» Task instructions
Repeat word for word the part of the text on the song "Change Partners" from "1938 song by" to "Record Buying Guide.".

Song by Fred Astaire
- B-side: "I Used to Be Color Blind"
- Published: June 13, 1938 by Irving Berlin, Inc., New York
- Released: July 1938
- Recorded: March 24, 1938
- Studio: Los Angeles, California
- Genre: Jazz, Pop Vocal
- Label: Brunswick 8189
- Songwriter: Irving Berlin

Fred Astaire singles chronology
| "Nice Work If You Can Get It" (1937) | "Change Partners" (1938) | ""The Yam"" (1938) |

= Change Partners =

1938 song by Irving Berlin

"Change Partners" is a popular song written by Irving Berlin for the 1938 film Carefree, in which it was introduced by Fred Astaire. The song was nominated for an Academy Award for Best Original Song in 1938, but lost out to "Thanks for the Memory."

Hit versions in 1938 included those by Astaire, Ozzie Nelson, Jimmy Dorsey and Lawrence Welk. The song reached No. 1 on Billboards Record Buying Guide.

» Raw data
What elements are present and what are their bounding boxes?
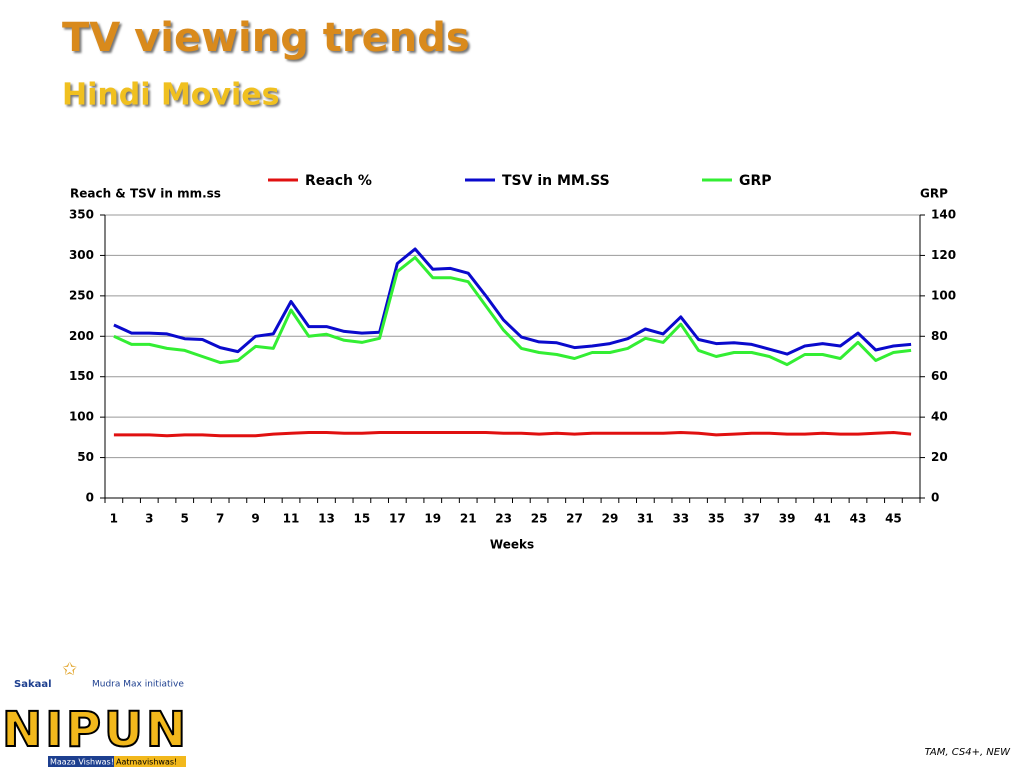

» Answer to this task
1938 song by Irving Berlin

"Change Partners" is a popular song written by Irving Berlin for the 1938 film Carefree, in which it was introduced by Fred Astaire. The song was nominated for an Academy Award for Best Original Song in 1938, but lost out to "Thanks for the Memory."

Hit versions in 1938 included those by Astaire, Ozzie Nelson, Jimmy Dorsey and Lawrence Welk. The song reached No. 1 on Billboards Record Buying Guide.